DATASET RECORDS:
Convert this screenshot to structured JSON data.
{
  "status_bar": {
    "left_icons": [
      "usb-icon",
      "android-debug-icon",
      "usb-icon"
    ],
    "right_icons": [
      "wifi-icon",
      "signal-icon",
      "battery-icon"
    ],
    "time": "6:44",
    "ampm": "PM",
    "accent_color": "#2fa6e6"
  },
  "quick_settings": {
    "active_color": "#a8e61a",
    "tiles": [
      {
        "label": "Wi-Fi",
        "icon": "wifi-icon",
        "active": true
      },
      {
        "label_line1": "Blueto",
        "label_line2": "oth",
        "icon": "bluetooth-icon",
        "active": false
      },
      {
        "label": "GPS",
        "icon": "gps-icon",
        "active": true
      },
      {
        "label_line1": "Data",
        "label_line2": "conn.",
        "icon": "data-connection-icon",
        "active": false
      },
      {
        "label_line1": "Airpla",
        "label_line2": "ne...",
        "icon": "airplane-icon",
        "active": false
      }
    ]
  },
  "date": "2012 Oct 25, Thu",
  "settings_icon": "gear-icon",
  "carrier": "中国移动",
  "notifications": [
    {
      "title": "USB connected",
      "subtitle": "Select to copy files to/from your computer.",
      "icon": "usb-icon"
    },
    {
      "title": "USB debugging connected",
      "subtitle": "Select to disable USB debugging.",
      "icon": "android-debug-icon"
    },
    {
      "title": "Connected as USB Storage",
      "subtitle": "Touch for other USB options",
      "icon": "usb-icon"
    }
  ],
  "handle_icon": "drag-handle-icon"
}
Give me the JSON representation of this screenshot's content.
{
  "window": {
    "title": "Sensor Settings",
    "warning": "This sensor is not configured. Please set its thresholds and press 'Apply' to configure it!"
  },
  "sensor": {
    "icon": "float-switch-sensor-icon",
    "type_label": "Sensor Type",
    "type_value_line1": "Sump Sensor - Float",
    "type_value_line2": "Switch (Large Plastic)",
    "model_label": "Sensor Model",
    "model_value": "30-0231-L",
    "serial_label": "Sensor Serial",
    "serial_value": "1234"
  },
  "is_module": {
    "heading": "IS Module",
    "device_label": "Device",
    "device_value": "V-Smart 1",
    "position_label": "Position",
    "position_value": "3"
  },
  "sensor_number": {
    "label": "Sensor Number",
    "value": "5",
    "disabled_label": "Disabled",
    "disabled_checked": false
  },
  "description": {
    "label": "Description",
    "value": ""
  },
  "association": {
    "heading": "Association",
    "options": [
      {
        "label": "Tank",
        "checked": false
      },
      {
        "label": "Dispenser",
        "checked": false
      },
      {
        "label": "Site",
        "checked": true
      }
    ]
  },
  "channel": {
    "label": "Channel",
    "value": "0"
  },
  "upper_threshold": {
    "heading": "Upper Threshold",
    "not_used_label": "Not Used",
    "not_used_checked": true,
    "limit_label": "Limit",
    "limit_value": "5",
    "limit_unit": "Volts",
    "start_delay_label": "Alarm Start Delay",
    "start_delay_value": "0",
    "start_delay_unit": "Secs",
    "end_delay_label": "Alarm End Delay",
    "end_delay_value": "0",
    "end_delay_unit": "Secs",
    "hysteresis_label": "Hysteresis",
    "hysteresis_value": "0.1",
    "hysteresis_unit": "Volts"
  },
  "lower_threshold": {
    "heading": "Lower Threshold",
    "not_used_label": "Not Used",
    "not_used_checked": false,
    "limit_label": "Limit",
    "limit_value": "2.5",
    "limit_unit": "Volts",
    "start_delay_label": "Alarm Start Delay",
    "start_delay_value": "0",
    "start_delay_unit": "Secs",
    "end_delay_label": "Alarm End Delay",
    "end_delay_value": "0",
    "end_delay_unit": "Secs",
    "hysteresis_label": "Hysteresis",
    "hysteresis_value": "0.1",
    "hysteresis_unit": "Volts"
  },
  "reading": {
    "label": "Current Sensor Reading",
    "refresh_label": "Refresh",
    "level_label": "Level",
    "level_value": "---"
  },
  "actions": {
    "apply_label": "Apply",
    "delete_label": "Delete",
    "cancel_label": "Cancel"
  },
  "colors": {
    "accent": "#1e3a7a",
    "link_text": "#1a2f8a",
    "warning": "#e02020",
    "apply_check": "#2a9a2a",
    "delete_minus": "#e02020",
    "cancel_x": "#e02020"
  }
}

TASK DETAILS: Copy out each line of the records where the string "Select" appears.

SOLUTION FOR THIS EXERCISE:
      "subtitle": "Select to copy files to/from your computer.",
      "subtitle": "Select to disable USB debugging.",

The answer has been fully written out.